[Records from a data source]
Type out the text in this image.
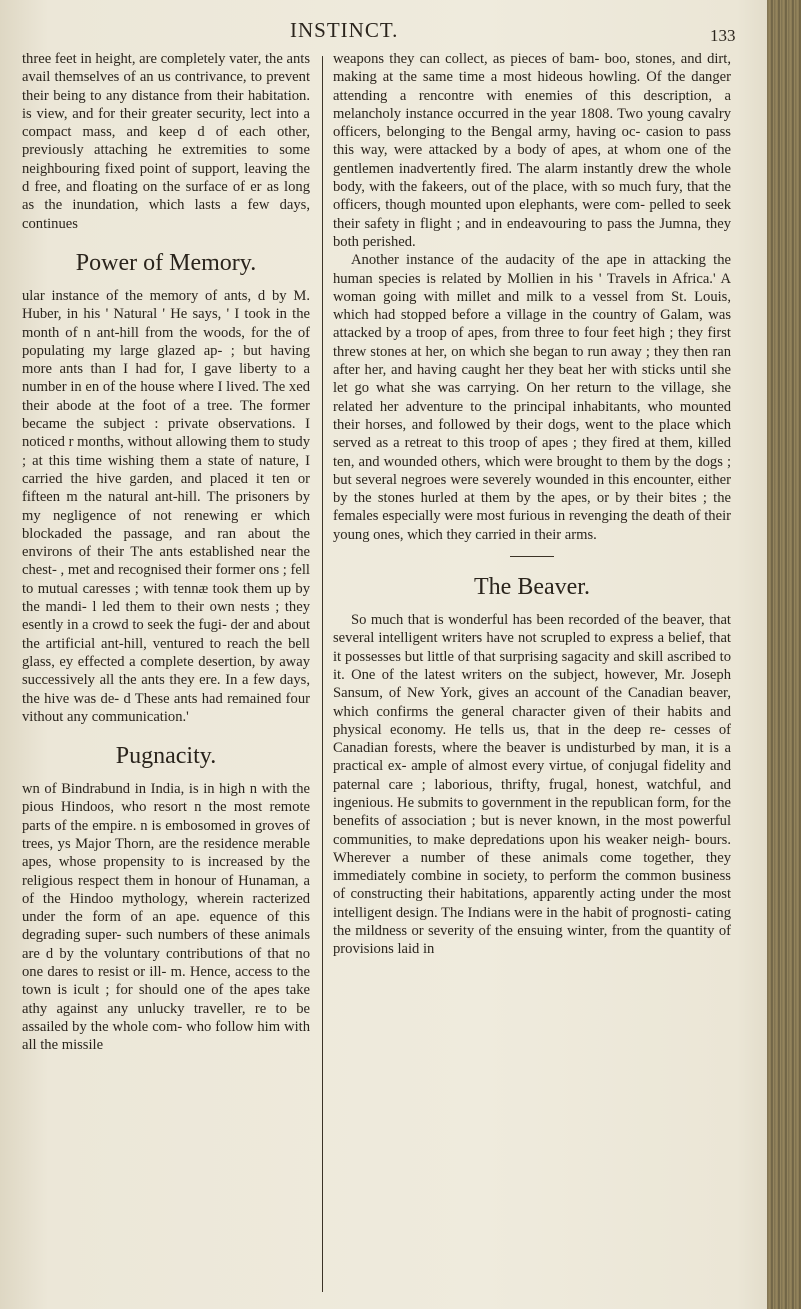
INSTINCT.	133

three feet in height, are completely vater, the ants avail themselves of an us contrivance, to prevent their being to any distance from their habitation. is view, and for their greater security, lect into a compact mass, and keep d of each other, previously attaching he extremities to some neighbouring fixed point of support, leaving the d free, and floating on the surface of er as long as the inundation, which lasts a few days, continues

Power of Memory.

ular instance of the memory of ants, d by M. Huber, in his ' Natural ' He says, ' I took in the month of n ant-hill from the woods, for the of populating my large glazed ap- ; but having more ants than I had for, I gave liberty to a number in en of the house where I lived. The xed their abode at the foot of a tree. The former became the subject : private observations. I noticed r months, without allowing them to study ; at this time wishing them a state of nature, I carried the hive garden, and placed it ten or fifteen m the natural ant-hill. The prisoners by my negligence of not renewing er which blockaded the passage, and ran about the environs of their The ants established near the chest- , met and recognised their former ons ; fell to mutual caresses ; with tennæ took them up by the mandi- l led them to their own nests ; they esently in a crowd to seek the fugi- der and about the artificial ant-hill, ventured to reach the bell glass, ey effected a complete desertion, by away successively all the ants they ere. In a few days, the hive was de- d These ants had remained four vithout any communication.'

Pugnacity.

wn of Bindrabund in India, is in high n with the pious Hindoos, who resort n the most remote parts of the empire. n is embosomed in groves of trees, ys Major Thorn, are the residence merable apes, whose propensity to is increased by the religious respect them in honour of Hunaman, a of the Hindoo mythology, wherein racterized under the form of an ape. equence of this degrading super- such numbers of these animals are d by the voluntary contributions of that no one dares to resist or ill- m. Hence, access to the town is icult ; for should one of the apes take athy against any unlucky traveller, re to be assailed by the whole com- who follow him with all the missile

weapons they can collect, as pieces of bam- boo, stones, and dirt, making at the same time a most hideous howling. Of the danger attending a rencontre with enemies of this description, a melancholy instance occurred in the year 1808. Two young cavalry officers, belonging to the Bengal army, having oc- casion to pass this way, were attacked by a body of apes, at whom one of the gentlemen inadvertently fired. The alarm instantly drew the whole body, with the fakeers, out of the place, with so much fury, that the officers, though mounted upon elephants, were com- pelled to seek their safety in flight ; and in endeavouring to pass the Jumna, they both perished.

Another instance of the audacity of the ape in attacking the human species is related by Mollien in his ' Travels in Africa.' A woman going with millet and milk to a vessel from St. Louis, which had stopped before a village in the country of Galam, was attacked by a troop of apes, from three to four feet high ; they first threw stones at her, on which she began to run away ; they then ran after her, and having caught her they beat her with sticks until she let go what she was carrying. On her return to the village, she related her adventure to the principal inhabitants, who mounted their horses, and followed by their dogs, went to the place which served as a retreat to this troop of apes ; they fired at them, killed ten, and wounded others, which were brought to them by the dogs ; but several negroes were severely wounded in this encounter, either by the stones hurled at them by the apes, or by their bites ; the females especially were most furious in revenging the death of their young ones, which they carried in their arms.

The Beaver.

So much that is wonderful has been recorded of the beaver, that several intelligent writers have not scrupled to express a belief, that it possesses but little of that surprising sagacity and skill ascribed to it. One of the latest writers on the subject, however, Mr. Joseph Sansum, of New York, gives an account of the Canadian beaver, which confirms the general character given of their habits and physical economy. He tells us, that in the deep re- cesses of Canadian forests, where the beaver is undisturbed by man, it is a practical ex- ample of almost every virtue, of conjugal fidelity and paternal care ; laborious, thrifty, frugal, honest, watchful, and ingenious. He submits to government in the republican form, for the benefits of association ; but is never known, in the most powerful communities, to make depredations upon his weaker neigh- bours. Wherever a number of these animals come together, they immediately combine in society, to perform the common business of constructing their habitations, apparently acting under the most intelligent design. The Indians were in the habit of prognosti- cating the mildness or severity of the ensuing winter, from the quantity of provisions laid in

#### [Brief]
Read the data above. Pull out each line in which the string "stones" appears.

#### [Result]
weapons they can collect, as pieces of bam- boo, stones, and dirt, making at the same time a most hideous howling. Of the danger attending a rencontre with enemies of this description, a melancholy instance occurred in the year 1808. Two young cavalry officers, belonging to the Bengal army, having oc- casion to pass this way, were attacked by a body of apes, at whom one of the gentlemen inadvertently fired. The alarm instantly drew the whole body, with the fakeers, out of the place, with so much fury, that the officers, though mounted upon elephants, were com- pelled to seek their safety in flight ; and in endeavouring to pass the Jumna, they both perished.
Another instance of the audacity of the ape in attacking the human species is related by Mollien in his ' Travels in Africa.' A woman going with millet and milk to a vessel from St. Louis, which had stopped before a village in the country of Galam, was attacked by a troop of apes, from three to four feet high ; they first threw stones at her, on which she began to run away ; they then ran after her, and having caught her they beat her with sticks until she let go what she was carrying. On her return to the village, she related her adventure to the principal inhabitants, who mounted their horses, and followed by their dogs, went to the place which served as a retreat to this troop of apes ; they fired at them, killed ten, and wounded others, which were brought to them by the dogs ; but several negroes were severely wounded in this encounter, either by the stones hurled at them by the apes, or by their bites ; the females especially were most furious in revenging the death of their young ones, which they carried in their arms.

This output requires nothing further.